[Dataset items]
***
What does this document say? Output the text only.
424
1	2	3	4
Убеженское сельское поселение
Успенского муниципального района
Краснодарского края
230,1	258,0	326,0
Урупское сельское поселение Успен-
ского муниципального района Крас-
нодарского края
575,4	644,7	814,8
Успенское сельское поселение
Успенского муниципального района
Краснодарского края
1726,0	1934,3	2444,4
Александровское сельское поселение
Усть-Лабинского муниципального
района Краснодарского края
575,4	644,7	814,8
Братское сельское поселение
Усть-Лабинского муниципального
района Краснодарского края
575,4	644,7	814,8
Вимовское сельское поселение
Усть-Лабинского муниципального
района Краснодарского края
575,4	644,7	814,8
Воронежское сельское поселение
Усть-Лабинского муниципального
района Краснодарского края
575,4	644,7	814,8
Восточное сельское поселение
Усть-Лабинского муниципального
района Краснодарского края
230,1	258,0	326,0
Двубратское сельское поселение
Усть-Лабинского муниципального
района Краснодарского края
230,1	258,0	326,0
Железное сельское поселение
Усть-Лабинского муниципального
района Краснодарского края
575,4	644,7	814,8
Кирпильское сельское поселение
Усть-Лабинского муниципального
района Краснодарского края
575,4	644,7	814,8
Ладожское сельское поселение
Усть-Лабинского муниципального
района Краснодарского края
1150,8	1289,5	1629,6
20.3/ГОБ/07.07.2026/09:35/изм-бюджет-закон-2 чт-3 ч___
***
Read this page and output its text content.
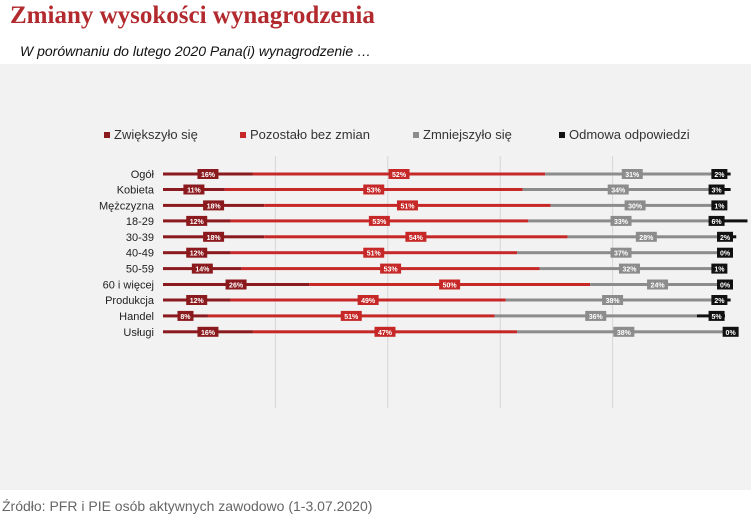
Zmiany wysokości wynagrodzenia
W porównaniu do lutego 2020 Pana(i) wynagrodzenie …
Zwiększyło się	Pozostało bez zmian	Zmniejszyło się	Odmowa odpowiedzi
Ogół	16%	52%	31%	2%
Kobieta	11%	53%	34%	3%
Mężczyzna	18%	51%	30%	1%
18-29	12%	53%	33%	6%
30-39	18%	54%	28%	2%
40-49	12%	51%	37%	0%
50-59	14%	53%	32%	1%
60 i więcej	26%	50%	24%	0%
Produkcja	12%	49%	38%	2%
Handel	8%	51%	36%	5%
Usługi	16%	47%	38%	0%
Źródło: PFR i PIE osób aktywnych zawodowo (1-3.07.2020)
***
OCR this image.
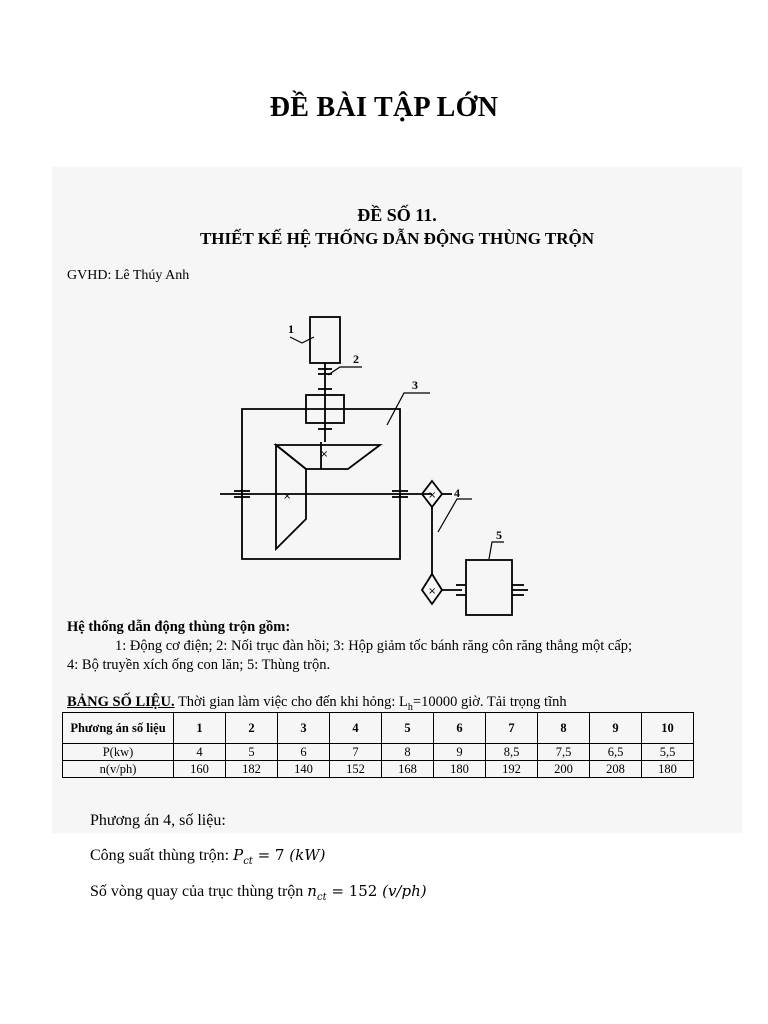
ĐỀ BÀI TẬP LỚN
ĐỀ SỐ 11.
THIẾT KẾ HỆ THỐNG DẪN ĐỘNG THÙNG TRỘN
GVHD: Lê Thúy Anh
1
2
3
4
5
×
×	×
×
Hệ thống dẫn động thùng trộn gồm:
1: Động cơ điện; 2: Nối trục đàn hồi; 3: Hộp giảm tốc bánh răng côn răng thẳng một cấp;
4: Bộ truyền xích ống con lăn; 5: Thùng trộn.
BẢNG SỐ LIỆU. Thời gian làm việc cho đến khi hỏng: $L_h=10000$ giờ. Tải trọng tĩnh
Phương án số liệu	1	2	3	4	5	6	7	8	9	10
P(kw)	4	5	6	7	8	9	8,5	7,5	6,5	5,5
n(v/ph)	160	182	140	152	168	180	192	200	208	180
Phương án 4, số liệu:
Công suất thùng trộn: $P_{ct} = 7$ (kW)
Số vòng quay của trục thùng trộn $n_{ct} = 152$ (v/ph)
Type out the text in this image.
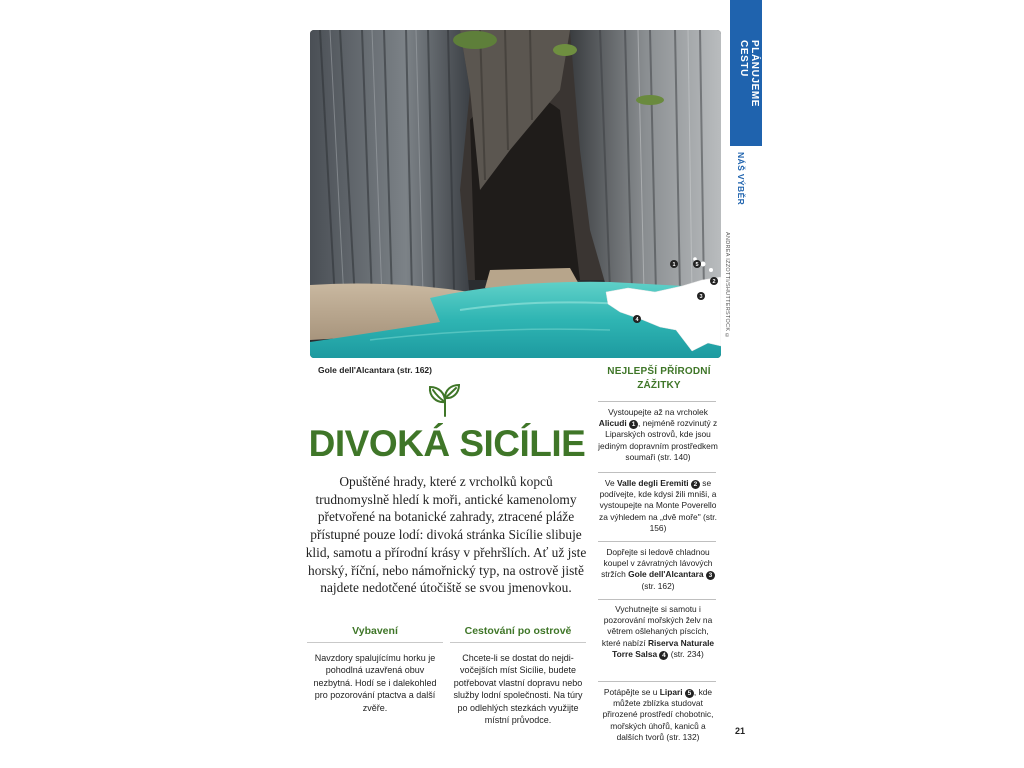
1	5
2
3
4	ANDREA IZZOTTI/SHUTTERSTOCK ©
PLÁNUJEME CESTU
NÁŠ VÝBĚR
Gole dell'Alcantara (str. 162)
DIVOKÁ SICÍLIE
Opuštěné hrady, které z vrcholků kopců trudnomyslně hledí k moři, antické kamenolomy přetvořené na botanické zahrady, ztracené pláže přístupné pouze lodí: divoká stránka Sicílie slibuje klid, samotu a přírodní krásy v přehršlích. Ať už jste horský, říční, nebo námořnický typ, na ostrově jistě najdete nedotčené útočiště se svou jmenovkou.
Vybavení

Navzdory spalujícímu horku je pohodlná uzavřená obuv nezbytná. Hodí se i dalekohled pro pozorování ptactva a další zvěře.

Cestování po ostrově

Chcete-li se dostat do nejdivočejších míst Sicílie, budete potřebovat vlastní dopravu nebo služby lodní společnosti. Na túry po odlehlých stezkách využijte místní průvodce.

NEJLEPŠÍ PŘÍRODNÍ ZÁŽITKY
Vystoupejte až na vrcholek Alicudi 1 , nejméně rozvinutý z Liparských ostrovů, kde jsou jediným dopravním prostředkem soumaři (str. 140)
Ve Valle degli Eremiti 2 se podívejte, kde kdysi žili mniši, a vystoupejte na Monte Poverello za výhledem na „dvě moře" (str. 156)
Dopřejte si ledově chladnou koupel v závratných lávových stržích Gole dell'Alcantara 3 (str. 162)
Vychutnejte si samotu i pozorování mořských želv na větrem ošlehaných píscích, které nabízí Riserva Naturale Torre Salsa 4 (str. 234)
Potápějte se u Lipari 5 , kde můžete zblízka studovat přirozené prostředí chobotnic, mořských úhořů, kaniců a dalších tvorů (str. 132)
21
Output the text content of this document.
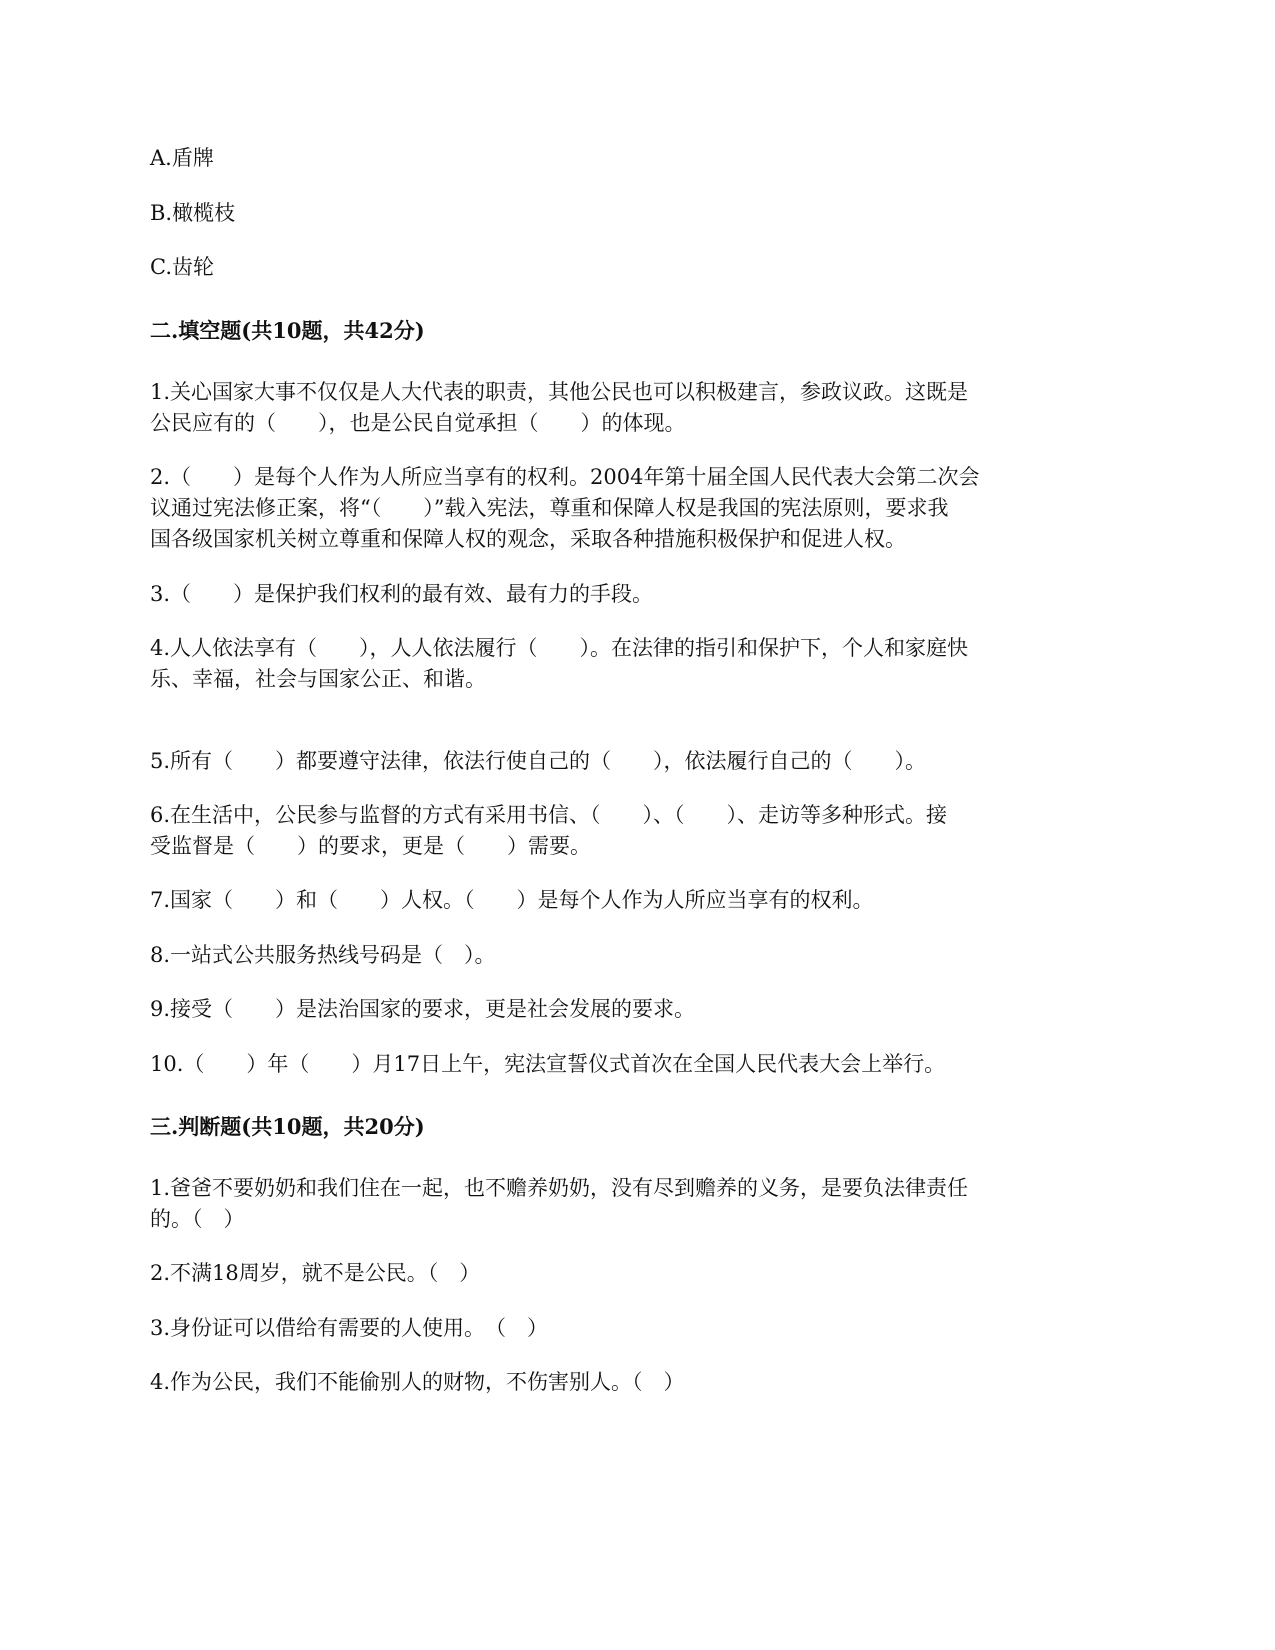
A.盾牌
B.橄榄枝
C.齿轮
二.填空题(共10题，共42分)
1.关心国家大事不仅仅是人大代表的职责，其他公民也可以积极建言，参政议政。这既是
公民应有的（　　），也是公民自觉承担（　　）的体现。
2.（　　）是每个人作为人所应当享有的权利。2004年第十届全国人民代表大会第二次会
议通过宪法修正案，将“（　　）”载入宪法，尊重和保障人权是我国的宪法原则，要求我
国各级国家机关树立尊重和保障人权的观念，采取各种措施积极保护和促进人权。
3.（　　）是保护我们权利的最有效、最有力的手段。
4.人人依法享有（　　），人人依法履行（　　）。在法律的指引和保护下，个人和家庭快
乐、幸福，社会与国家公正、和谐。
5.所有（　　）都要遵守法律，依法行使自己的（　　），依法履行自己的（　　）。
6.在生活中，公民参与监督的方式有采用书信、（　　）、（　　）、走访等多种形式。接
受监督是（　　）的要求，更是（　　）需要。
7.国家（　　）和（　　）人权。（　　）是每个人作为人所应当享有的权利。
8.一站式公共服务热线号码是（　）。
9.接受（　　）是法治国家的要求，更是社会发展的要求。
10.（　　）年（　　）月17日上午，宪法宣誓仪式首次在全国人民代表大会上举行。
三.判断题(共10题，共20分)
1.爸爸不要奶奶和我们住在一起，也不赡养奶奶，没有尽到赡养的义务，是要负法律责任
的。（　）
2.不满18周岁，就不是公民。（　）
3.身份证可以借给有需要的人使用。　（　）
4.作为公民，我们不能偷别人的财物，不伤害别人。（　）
***
Determine how many lines in the listing above hold the word "nebo", answering with the number only.

● **The response**:
2